== EXERCISE AIM ==
Scan the data. Collect each line that contains the word "JSON".

== LISTED ENTRIES ==
##############################

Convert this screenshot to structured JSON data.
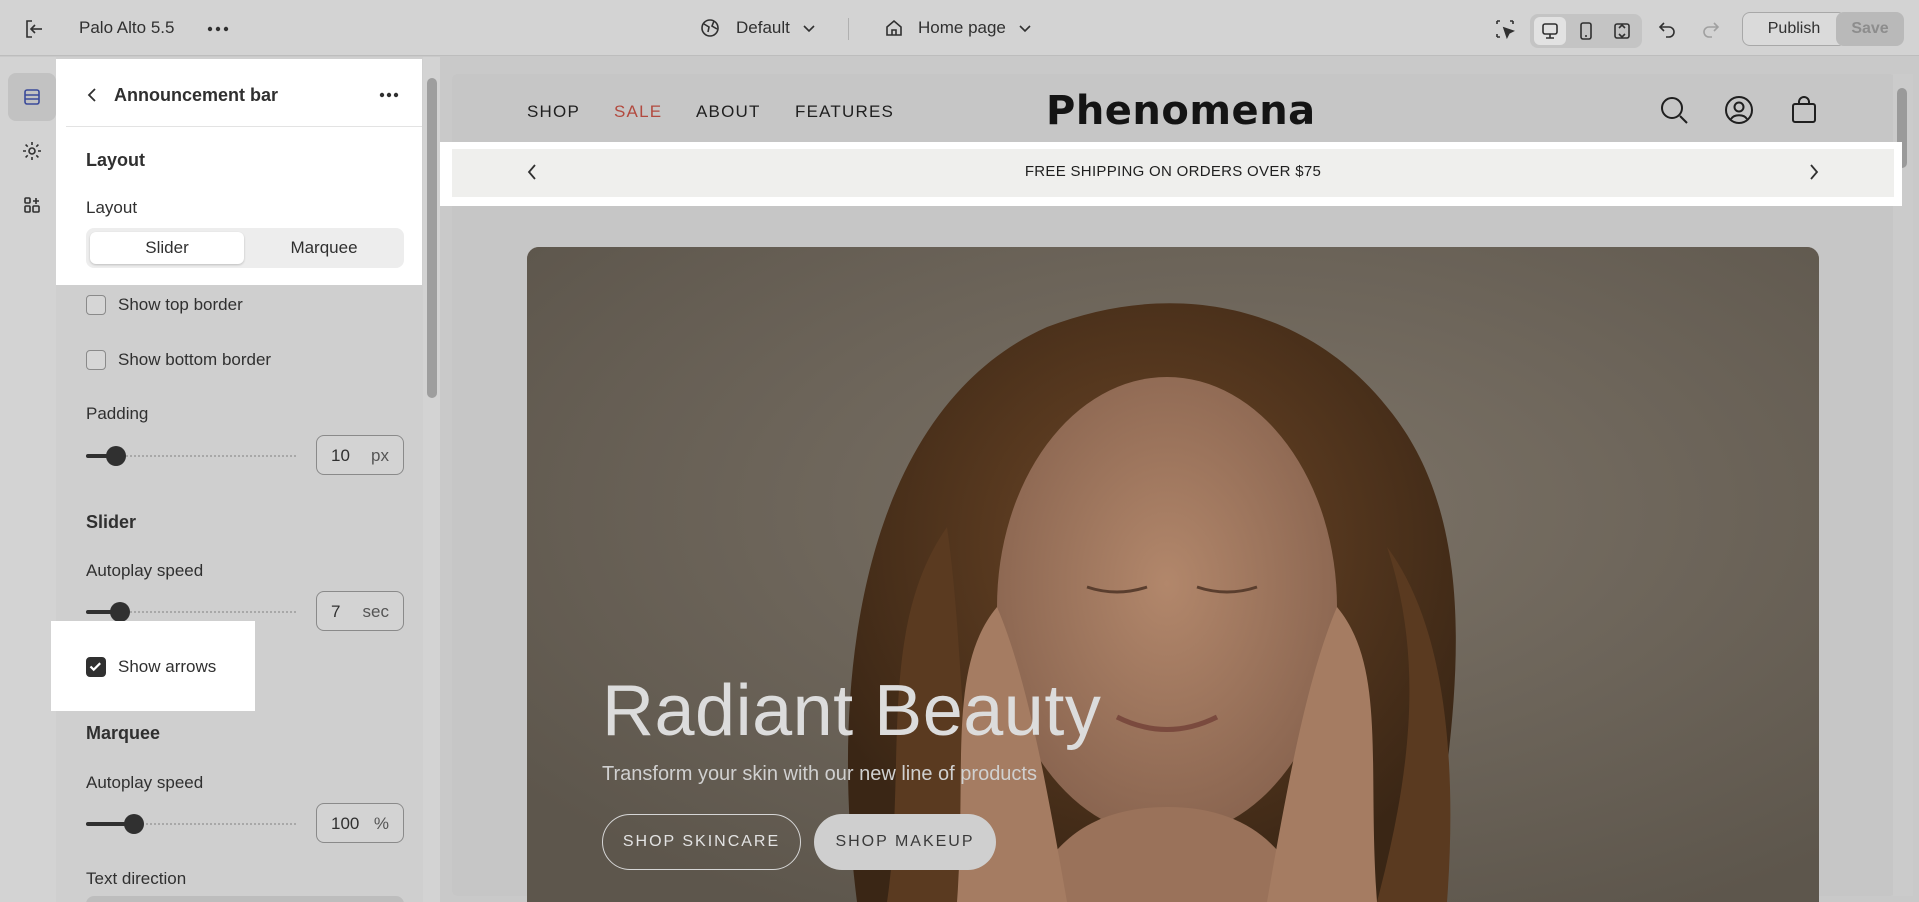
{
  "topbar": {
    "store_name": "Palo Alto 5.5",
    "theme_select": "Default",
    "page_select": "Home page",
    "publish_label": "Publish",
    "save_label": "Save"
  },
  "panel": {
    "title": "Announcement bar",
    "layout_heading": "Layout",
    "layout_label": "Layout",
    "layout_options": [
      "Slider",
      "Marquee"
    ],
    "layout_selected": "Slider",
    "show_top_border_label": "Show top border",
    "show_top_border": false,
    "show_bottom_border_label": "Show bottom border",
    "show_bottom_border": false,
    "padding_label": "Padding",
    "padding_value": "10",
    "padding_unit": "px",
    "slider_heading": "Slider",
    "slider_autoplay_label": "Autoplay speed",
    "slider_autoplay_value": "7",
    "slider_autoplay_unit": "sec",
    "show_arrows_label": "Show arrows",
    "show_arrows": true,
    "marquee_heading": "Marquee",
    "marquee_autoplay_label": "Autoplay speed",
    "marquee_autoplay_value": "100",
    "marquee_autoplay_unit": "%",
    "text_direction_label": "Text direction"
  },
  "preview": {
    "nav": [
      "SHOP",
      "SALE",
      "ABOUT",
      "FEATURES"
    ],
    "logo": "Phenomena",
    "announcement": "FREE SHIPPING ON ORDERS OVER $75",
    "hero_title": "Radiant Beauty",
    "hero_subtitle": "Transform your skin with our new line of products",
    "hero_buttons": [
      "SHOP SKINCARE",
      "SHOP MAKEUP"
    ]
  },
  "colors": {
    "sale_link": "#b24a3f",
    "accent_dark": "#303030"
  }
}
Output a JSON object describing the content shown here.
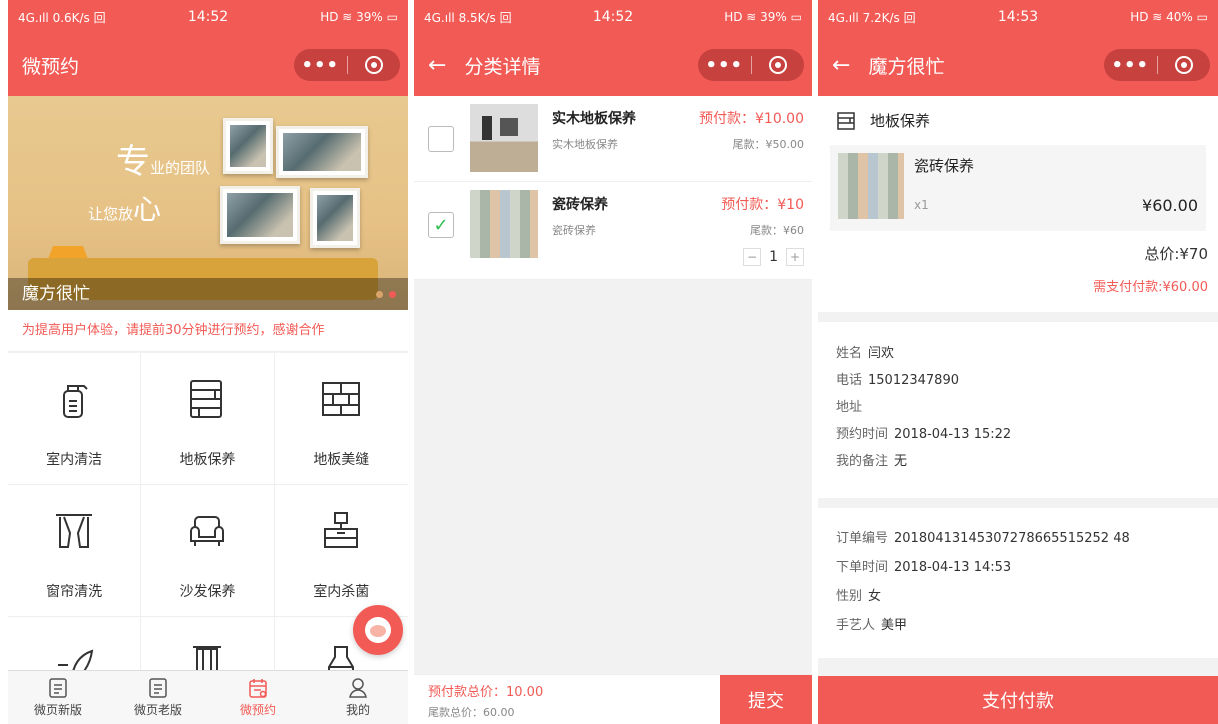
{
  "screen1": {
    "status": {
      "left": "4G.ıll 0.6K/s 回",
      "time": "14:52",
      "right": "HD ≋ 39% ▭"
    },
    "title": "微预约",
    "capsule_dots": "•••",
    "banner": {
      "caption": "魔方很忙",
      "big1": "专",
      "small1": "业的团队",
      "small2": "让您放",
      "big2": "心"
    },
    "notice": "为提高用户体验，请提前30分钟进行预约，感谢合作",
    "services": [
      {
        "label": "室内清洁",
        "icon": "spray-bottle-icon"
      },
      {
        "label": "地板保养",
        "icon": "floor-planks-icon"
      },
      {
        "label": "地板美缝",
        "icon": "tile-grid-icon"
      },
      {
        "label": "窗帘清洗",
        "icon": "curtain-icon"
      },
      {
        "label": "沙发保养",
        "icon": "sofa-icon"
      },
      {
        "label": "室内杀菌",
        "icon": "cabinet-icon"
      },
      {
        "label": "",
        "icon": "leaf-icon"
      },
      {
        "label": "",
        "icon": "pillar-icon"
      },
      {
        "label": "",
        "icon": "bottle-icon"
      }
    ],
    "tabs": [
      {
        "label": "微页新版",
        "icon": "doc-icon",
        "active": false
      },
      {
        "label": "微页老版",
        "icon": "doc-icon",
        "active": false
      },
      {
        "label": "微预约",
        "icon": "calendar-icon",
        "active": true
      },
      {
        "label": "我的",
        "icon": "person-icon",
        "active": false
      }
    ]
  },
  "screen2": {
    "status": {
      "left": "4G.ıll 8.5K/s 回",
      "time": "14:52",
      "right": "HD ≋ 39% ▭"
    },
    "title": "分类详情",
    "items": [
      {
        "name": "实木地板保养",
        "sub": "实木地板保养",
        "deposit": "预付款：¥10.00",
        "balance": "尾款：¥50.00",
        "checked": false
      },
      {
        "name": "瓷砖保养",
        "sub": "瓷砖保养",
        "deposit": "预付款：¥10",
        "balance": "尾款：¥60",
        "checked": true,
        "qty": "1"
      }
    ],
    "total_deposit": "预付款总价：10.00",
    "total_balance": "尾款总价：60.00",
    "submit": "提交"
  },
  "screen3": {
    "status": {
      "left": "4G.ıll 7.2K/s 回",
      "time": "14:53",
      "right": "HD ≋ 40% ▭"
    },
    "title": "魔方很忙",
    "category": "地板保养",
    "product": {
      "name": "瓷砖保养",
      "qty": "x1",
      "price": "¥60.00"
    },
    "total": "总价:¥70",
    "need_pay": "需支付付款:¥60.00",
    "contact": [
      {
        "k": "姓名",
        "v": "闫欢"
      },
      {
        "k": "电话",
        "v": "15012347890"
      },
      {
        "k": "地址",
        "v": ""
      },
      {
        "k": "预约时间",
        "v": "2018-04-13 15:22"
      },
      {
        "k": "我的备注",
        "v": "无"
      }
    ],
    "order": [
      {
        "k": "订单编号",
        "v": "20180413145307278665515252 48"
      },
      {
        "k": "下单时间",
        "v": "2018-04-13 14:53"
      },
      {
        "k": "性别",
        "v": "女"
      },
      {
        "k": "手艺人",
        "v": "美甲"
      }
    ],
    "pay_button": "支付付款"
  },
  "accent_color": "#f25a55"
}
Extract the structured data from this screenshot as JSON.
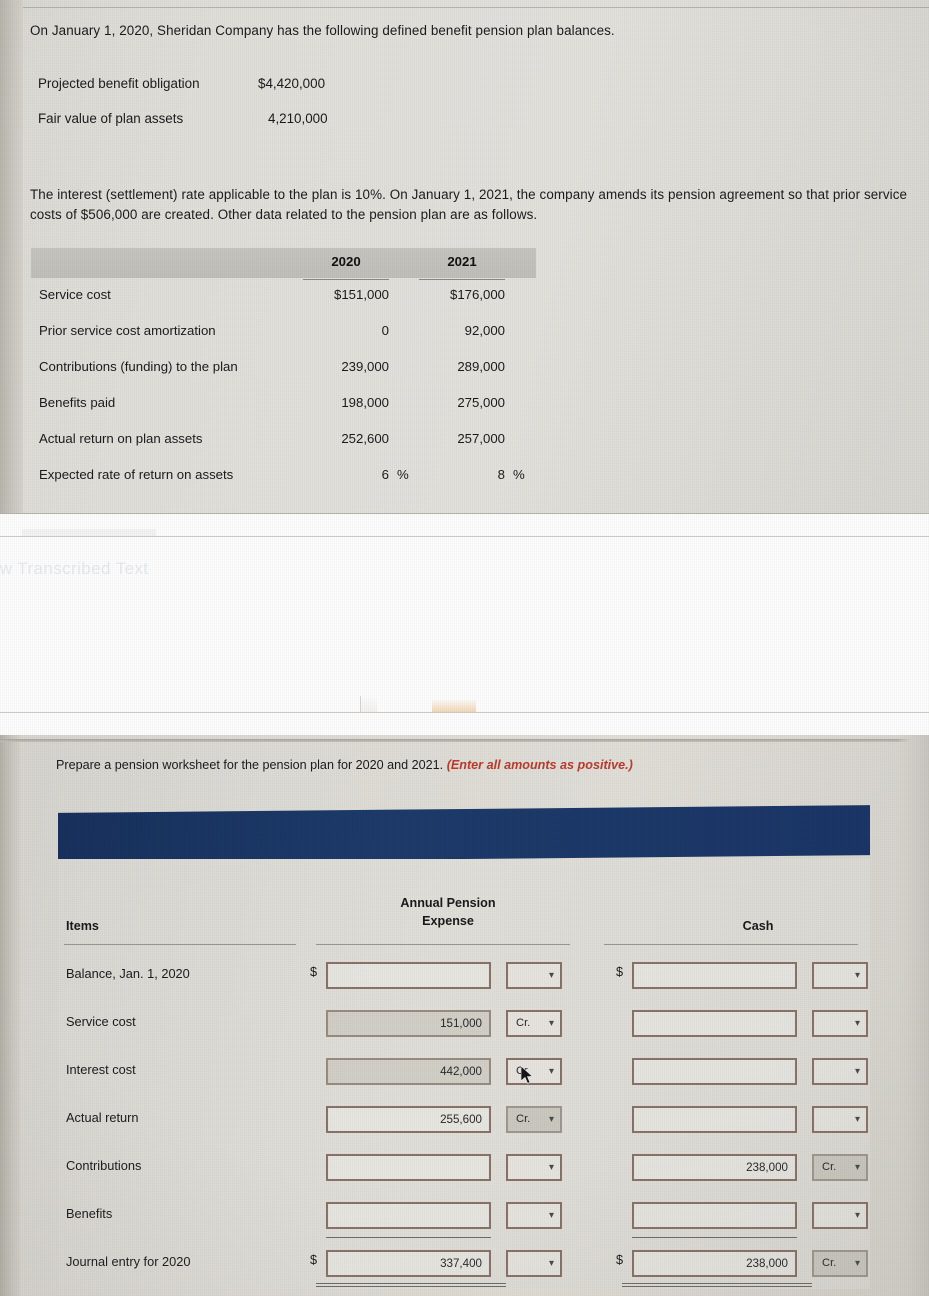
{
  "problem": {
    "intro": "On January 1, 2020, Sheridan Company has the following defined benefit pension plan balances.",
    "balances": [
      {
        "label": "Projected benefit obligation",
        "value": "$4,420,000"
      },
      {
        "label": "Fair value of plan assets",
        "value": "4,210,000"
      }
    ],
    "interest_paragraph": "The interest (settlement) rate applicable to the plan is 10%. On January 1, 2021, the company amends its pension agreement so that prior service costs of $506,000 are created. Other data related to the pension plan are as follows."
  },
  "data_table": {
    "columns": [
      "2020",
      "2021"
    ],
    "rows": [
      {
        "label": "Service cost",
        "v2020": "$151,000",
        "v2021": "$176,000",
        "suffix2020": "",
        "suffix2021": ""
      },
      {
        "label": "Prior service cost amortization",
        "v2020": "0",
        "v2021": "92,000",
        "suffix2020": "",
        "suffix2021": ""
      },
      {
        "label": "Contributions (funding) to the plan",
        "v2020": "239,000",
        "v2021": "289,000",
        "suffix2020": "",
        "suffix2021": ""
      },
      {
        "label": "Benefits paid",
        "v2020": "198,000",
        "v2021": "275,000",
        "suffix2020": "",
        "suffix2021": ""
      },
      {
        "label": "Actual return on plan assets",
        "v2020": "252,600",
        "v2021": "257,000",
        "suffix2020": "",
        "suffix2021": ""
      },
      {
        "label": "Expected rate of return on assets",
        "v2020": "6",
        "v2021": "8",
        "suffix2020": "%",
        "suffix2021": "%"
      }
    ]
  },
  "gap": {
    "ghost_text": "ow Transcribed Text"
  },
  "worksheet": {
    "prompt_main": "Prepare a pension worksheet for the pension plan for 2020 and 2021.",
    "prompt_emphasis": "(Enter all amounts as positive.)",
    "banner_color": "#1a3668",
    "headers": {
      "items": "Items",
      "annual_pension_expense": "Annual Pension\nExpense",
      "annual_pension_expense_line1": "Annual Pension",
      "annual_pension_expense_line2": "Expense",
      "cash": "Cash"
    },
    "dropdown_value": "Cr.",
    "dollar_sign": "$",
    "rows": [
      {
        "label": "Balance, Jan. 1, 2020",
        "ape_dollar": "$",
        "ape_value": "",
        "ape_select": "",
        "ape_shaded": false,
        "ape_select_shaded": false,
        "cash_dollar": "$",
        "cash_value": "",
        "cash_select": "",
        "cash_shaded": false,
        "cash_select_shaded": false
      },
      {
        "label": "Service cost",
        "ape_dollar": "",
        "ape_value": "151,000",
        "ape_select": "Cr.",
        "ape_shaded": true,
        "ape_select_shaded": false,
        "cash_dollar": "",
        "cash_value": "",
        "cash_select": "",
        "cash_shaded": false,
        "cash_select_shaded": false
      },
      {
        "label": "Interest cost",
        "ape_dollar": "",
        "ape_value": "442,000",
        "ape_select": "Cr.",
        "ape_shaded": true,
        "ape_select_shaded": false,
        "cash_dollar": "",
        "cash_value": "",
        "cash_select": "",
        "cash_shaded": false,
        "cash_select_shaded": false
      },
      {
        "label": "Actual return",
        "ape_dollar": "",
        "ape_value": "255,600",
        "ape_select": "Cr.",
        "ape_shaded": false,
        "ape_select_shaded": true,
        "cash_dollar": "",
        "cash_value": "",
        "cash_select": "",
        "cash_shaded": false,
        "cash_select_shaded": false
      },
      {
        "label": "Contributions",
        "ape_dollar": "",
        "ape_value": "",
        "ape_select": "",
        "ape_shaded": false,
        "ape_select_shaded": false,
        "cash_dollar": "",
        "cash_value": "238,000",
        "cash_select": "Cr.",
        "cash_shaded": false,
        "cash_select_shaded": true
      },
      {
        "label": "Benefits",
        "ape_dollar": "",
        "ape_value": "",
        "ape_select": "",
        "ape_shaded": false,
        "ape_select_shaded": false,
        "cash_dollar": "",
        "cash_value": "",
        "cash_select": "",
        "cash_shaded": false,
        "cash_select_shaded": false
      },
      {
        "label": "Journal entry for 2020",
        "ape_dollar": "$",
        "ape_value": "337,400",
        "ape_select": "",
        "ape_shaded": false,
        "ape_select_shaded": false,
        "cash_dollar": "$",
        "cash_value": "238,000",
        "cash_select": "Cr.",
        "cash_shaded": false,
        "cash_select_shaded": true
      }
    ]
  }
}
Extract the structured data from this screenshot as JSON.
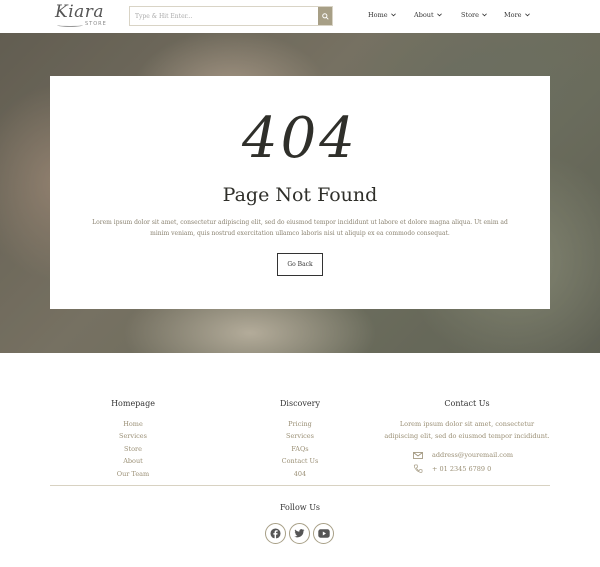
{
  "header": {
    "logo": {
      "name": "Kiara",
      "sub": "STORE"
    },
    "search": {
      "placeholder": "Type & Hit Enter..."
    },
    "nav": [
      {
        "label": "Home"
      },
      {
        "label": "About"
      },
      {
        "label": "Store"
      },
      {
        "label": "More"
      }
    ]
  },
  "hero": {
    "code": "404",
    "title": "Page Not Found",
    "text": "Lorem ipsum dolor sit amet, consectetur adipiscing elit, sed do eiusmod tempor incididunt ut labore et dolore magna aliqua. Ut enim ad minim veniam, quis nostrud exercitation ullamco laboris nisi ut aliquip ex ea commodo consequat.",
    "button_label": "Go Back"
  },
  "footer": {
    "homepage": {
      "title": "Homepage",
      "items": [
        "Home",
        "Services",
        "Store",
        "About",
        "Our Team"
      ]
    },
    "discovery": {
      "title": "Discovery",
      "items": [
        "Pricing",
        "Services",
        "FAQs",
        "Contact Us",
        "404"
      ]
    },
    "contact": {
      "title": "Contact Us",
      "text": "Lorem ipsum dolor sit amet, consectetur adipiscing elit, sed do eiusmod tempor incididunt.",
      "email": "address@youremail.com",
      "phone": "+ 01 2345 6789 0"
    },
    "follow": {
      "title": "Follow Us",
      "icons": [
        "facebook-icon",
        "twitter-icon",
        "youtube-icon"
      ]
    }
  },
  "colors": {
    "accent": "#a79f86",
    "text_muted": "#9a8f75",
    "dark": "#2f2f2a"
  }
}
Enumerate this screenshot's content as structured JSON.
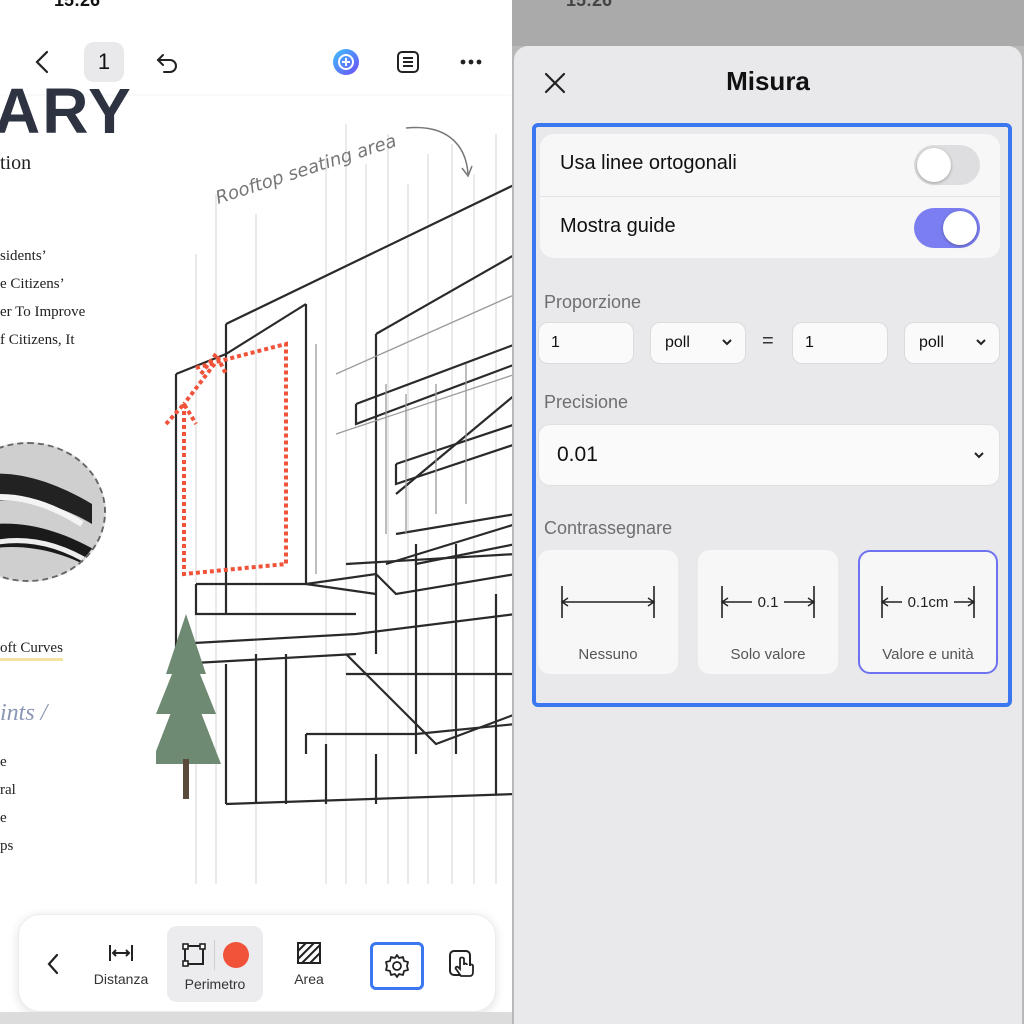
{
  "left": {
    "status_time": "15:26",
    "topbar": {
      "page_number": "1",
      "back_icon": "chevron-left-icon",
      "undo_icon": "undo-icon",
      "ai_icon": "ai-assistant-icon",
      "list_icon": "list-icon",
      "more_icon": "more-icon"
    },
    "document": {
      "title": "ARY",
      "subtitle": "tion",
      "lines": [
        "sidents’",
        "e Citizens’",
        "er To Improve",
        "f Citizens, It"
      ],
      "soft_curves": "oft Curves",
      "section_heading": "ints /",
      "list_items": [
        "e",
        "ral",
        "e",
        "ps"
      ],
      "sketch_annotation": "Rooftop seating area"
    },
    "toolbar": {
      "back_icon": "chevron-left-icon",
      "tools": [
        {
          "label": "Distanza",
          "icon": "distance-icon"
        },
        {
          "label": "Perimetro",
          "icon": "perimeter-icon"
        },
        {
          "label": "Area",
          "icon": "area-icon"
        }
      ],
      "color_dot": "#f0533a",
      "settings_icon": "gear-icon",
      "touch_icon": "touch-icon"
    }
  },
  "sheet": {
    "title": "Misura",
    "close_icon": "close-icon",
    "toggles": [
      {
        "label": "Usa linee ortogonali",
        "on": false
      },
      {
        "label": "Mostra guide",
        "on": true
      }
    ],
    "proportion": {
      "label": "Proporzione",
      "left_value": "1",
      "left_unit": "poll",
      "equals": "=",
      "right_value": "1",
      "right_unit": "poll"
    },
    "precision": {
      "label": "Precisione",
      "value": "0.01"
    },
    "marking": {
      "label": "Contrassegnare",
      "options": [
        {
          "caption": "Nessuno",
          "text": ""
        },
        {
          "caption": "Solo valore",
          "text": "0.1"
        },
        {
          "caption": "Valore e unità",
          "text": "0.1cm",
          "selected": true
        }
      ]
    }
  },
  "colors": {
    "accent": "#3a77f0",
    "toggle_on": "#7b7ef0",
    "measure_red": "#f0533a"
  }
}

##############################

== RESPONSE ==
Convert this screenshot to structured JSON data.
Output a JSON object describing the content shown here.
Extract the structured data from this screenshot as JSON.
Extract the structured data from this screenshot as JSON.
Enumerate this screenshot's content as structured JSON.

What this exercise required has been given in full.